------ Input ------

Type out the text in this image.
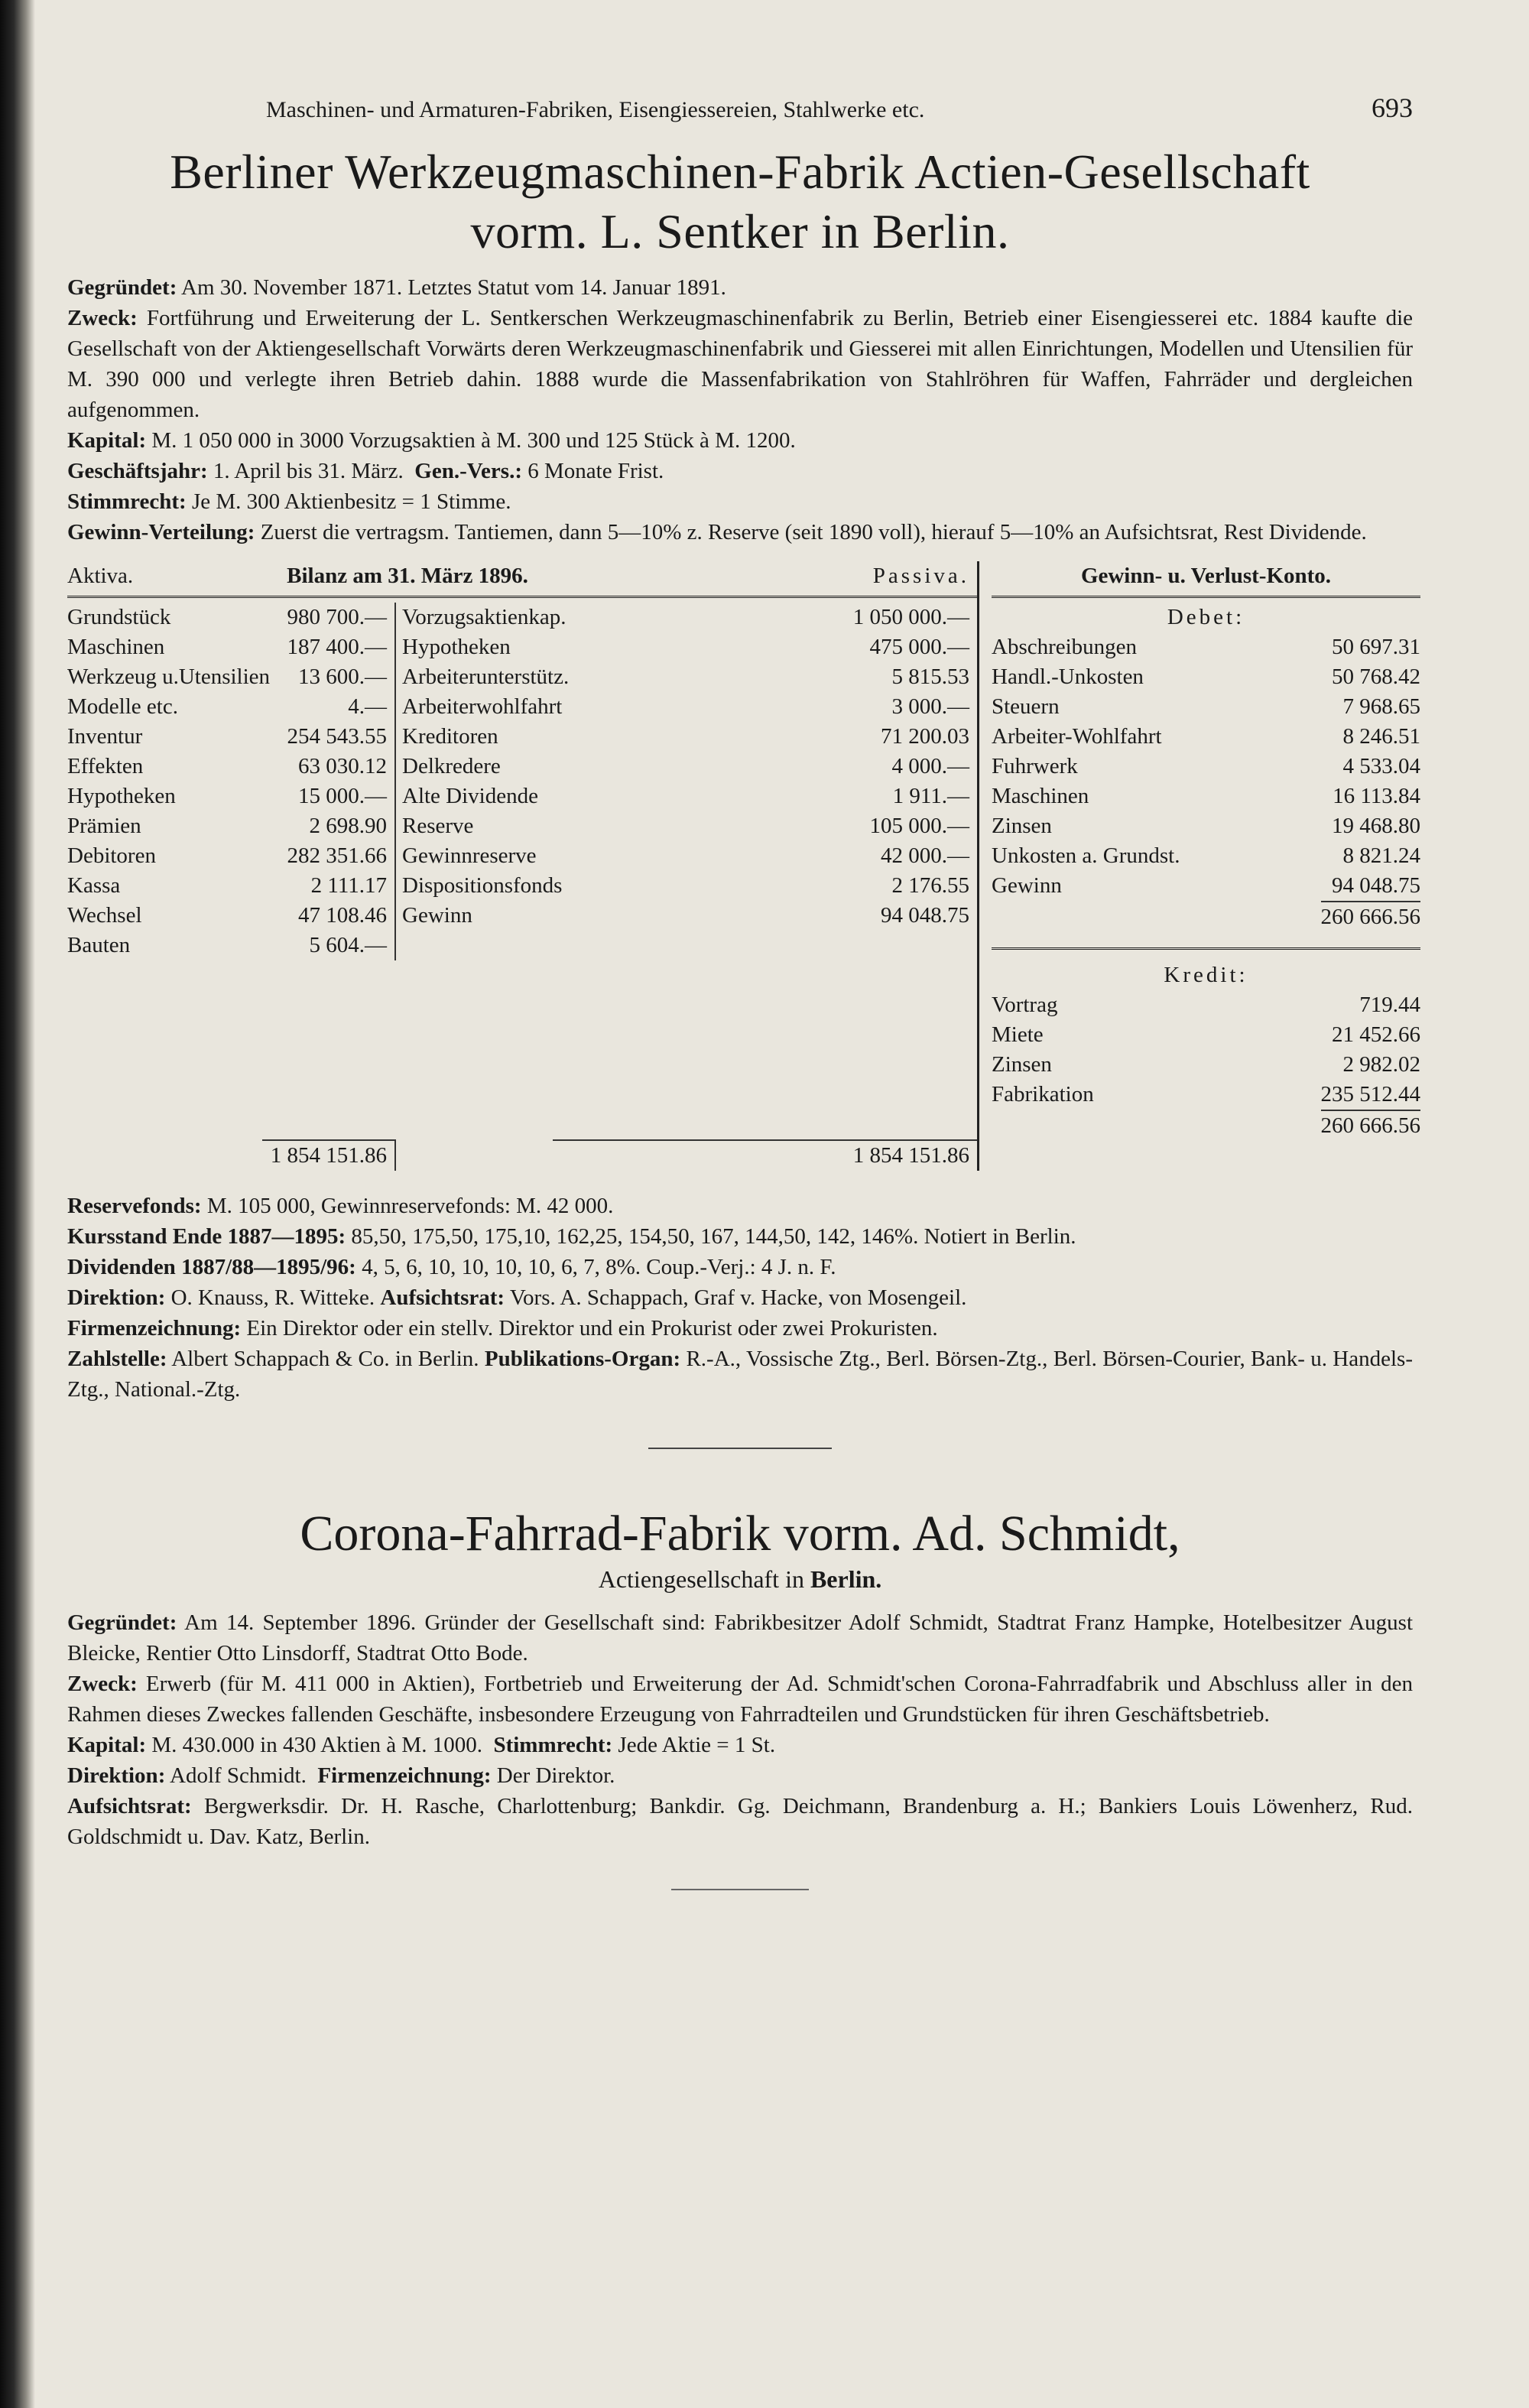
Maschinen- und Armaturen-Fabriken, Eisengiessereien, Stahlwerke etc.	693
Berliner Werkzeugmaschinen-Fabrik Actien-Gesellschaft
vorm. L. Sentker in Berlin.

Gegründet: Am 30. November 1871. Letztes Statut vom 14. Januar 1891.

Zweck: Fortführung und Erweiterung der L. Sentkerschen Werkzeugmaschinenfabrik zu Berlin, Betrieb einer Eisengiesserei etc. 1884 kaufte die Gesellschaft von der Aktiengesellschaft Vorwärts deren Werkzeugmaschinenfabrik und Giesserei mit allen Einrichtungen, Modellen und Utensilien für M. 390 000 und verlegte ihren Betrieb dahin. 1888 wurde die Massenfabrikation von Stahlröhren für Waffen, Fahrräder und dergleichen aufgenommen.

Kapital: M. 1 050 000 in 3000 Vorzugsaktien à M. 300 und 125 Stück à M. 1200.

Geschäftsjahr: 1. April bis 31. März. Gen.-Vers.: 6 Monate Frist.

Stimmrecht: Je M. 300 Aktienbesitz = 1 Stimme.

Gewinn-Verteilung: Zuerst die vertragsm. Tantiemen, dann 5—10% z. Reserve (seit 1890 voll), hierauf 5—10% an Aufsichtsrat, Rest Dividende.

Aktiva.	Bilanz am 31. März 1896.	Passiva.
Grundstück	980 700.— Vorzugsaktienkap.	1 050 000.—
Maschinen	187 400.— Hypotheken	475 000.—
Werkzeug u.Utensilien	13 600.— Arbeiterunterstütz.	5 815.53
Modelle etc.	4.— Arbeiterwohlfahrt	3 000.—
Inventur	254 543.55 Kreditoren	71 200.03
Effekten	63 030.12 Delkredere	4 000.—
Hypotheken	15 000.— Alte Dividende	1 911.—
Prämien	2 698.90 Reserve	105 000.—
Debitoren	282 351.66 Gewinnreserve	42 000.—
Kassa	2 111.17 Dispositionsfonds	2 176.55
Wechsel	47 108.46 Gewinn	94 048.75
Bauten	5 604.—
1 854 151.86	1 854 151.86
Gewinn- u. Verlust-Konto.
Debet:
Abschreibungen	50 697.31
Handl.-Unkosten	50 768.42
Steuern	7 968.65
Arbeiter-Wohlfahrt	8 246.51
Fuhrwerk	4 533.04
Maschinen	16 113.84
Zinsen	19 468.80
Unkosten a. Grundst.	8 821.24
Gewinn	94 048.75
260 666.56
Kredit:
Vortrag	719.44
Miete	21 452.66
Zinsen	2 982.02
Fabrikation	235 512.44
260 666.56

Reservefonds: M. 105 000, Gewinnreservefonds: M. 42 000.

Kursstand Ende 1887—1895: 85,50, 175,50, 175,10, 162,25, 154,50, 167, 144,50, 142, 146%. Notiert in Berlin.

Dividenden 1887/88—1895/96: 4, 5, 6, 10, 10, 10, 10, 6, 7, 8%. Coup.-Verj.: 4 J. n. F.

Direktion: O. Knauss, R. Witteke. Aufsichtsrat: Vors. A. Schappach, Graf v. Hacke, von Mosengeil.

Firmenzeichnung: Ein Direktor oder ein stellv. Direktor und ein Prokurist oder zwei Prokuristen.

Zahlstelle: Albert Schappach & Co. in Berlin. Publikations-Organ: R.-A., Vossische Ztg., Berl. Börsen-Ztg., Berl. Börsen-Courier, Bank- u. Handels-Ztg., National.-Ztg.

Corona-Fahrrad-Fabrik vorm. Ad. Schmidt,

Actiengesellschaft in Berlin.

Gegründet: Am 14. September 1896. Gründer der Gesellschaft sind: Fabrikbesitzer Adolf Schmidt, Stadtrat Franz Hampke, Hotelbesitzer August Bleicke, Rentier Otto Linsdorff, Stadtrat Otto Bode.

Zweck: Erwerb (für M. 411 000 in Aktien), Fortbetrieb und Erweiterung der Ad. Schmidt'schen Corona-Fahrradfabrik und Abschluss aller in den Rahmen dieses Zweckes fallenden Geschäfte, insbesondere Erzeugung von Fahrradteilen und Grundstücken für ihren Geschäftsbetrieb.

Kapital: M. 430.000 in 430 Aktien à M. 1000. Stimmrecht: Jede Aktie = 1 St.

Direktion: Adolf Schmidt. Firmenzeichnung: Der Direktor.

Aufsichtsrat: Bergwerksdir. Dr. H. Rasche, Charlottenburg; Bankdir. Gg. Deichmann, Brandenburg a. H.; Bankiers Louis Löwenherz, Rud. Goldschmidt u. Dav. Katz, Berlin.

------
------ Input ------

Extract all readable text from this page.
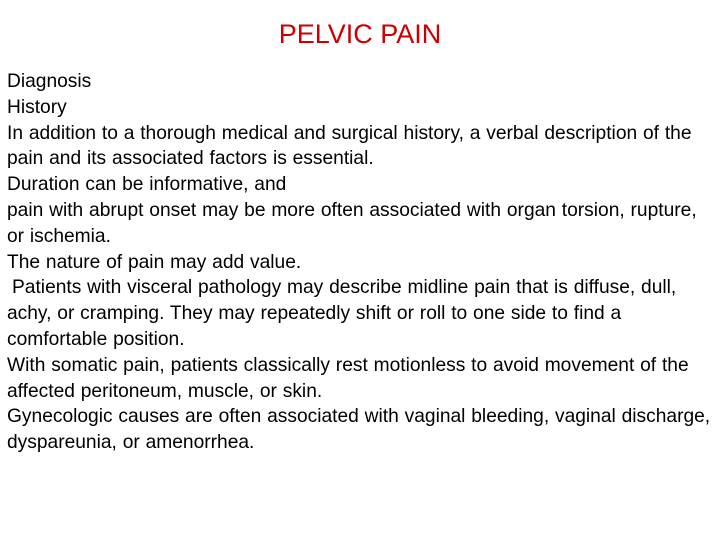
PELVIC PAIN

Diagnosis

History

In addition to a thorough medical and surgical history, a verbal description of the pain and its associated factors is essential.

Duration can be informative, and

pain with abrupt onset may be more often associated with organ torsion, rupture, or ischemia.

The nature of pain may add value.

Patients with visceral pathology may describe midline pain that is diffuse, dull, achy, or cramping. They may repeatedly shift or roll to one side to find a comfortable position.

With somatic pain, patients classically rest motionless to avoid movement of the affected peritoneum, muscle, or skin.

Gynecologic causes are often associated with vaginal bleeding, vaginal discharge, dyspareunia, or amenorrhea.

------

Every line above that holds "Kapital" counts once; state the total and nothing else.

> Result:
2